-------- Data excerpts --------

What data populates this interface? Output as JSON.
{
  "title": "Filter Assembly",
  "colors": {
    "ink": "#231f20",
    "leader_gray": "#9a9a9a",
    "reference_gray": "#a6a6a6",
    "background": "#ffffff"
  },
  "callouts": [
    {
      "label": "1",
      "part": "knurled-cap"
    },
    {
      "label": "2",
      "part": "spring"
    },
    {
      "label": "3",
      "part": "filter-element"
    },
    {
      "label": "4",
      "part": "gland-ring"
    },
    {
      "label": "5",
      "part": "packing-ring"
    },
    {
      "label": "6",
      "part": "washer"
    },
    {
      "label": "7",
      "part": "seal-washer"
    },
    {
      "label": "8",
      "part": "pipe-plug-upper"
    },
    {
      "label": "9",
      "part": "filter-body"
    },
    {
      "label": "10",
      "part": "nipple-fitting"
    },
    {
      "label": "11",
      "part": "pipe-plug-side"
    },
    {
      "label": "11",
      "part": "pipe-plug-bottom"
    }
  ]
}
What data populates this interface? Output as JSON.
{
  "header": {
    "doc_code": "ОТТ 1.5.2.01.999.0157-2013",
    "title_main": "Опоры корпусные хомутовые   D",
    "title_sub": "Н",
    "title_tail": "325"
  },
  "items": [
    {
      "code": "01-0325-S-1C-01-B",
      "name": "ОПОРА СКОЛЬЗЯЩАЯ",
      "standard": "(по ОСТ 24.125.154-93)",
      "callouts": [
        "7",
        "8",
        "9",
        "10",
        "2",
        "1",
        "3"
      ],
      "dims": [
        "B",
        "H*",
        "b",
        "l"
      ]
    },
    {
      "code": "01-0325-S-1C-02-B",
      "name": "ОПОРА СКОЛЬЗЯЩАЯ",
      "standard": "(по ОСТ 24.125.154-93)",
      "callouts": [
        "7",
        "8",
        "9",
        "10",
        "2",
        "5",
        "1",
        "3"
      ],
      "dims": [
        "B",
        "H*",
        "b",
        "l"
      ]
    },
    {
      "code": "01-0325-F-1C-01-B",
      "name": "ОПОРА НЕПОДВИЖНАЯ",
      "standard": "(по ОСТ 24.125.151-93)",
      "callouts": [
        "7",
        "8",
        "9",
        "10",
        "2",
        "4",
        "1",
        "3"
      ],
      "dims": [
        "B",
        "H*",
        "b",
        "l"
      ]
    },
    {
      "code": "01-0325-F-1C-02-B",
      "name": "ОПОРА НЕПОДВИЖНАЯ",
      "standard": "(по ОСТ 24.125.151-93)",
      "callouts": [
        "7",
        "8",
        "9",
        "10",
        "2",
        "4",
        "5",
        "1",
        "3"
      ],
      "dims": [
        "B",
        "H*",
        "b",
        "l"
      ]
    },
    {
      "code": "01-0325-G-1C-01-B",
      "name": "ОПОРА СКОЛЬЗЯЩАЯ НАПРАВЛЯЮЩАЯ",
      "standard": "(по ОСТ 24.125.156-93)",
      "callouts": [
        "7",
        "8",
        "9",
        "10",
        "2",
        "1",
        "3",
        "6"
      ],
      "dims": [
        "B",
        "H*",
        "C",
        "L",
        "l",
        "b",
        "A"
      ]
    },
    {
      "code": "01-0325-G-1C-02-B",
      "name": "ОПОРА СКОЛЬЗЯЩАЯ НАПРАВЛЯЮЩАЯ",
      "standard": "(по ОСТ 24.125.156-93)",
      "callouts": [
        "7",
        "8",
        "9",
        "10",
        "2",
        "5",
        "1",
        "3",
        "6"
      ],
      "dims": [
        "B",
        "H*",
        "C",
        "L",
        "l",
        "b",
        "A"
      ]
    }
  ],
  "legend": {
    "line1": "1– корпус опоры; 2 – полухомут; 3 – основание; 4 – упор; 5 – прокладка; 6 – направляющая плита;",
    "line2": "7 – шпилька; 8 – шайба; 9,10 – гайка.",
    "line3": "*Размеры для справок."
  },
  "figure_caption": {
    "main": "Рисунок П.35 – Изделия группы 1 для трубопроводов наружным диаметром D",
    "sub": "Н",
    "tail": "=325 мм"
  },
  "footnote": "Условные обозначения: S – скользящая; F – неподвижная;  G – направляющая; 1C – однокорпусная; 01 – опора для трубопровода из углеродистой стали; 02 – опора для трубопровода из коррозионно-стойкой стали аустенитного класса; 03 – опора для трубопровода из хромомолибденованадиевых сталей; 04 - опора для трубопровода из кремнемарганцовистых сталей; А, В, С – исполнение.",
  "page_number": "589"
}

--------

◆ What you have to do:
Pull out each record as written and restate it exactly.

◆ Correct response:
What data populates this interface? Output as JSON.
{
  "title": "Filter Assembly",
  "colors": {
    "ink": "#231f20",
    "leader_gray": "#9a9a9a",
    "reference_gray": "#a6a6a6",
    "background": "#ffffff"
  },
  "callouts": [
    {
      "label": "1",
      "part": "knurled-cap"
    },
    {
      "label": "2",
      "part": "spring"
    },
    {
      "label": "3",
      "part": "filter-element"
    },
    {
      "label": "4",
      "part": "gland-ring"
    },
    {
      "label": "5",
      "part": "packing-ring"
    },
    {
      "label": "6",
      "part": "washer"
    },
    {
      "label": "7",
      "part": "seal-washer"
    },
    {
      "label": "8",
      "part": "pipe-plug-upper"
    },
    {
      "label": "9",
      "part": "filter-body"
    },
    {
      "label": "10",
      "part": "nipple-fitting"
    },
    {
      "label": "11",
      "part": "pipe-plug-side"
    },
    {
      "label": "11",
      "part": "pipe-plug-bottom"
    }
  ]
}
What data populates this interface? Output as JSON.
{
  "header": {
    "doc_code": "ОТТ 1.5.2.01.999.0157-2013",
    "title_main": "Опоры корпусные хомутовые   D",
    "title_sub": "Н",
    "title_tail": "325"
  },
  "items": [
    {
      "code": "01-0325-S-1C-01-B",
      "name": "ОПОРА СКОЛЬЗЯЩАЯ",
      "standard": "(по ОСТ 24.125.154-93)",
      "callouts": [
        "7",
        "8",
        "9",
        "10",
        "2",
        "1",
        "3"
      ],
      "dims": [
        "B",
        "H*",
        "b",
        "l"
      ]
    },
    {
      "code": "01-0325-S-1C-02-B",
      "name": "ОПОРА СКОЛЬЗЯЩАЯ",
      "standard": "(по ОСТ 24.125.154-93)",
      "callouts": [
        "7",
        "8",
        "9",
        "10",
        "2",
        "5",
        "1",
        "3"
      ],
      "dims": [
        "B",
        "H*",
        "b",
        "l"
      ]
    },
    {
      "code": "01-0325-F-1C-01-B",
      "name": "ОПОРА НЕПОДВИЖНАЯ",
      "standard": "(по ОСТ 24.125.151-93)",
      "callouts": [
        "7",
        "8",
        "9",
        "10",
        "2",
        "4",
        "1",
        "3"
      ],
      "dims": [
        "B",
        "H*",
        "b",
        "l"
      ]
    },
    {
      "code": "01-0325-F-1C-02-B",
      "name": "ОПОРА НЕПОДВИЖНАЯ",
      "standard": "(по ОСТ 24.125.151-93)",
      "callouts": [
        "7",
        "8",
        "9",
        "10",
        "2",
        "4",
        "5",
        "1",
        "3"
      ],
      "dims": [
        "B",
        "H*",
        "b",
        "l"
      ]
    },
    {
      "code": "01-0325-G-1C-01-B",
      "name": "ОПОРА СКОЛЬЗЯЩАЯ НАПРАВЛЯЮЩАЯ",
      "standard": "(по ОСТ 24.125.156-93)",
      "callouts": [
        "7",
        "8",
        "9",
        "10",
        "2",
        "1",
        "3",
        "6"
      ],
      "dims": [
        "B",
        "H*",
        "C",
        "L",
        "l",
        "b",
        "A"
      ]
    },
    {
      "code": "01-0325-G-1C-02-B",
      "name": "ОПОРА СКОЛЬЗЯЩАЯ НАПРАВЛЯЮЩАЯ",
      "standard": "(по ОСТ 24.125.156-93)",
      "callouts": [
        "7",
        "8",
        "9",
        "10",
        "2",
        "5",
        "1",
        "3",
        "6"
      ],
      "dims": [
        "B",
        "H*",
        "C",
        "L",
        "l",
        "b",
        "A"
      ]
    }
  ],
  "legend": {
    "line1": "1– корпус опоры; 2 – полухомут; 3 – основание; 4 – упор; 5 – прокладка; 6 – направляющая плита;",
    "line2": "7 – шпилька; 8 – шайба; 9,10 – гайка.",
    "line3": "*Размеры для справок."
  },
  "figure_caption": {
    "main": "Рисунок П.35 – Изделия группы 1 для трубопроводов наружным диаметром D",
    "sub": "Н",
    "tail": "=325 мм"
  },
  "footnote": "Условные обозначения: S – скользящая; F – неподвижная;  G – направляющая; 1C – однокорпусная; 01 – опора для трубопровода из углеродистой стали; 02 – опора для трубопровода из коррозионно-стойкой стали аустенитного класса; 03 – опора для трубопровода из хромомолибденованадиевых сталей; 04 - опора для трубопровода из кремнемарганцовистых сталей; А, В, С – исполнение.",
  "page_number": "589"
}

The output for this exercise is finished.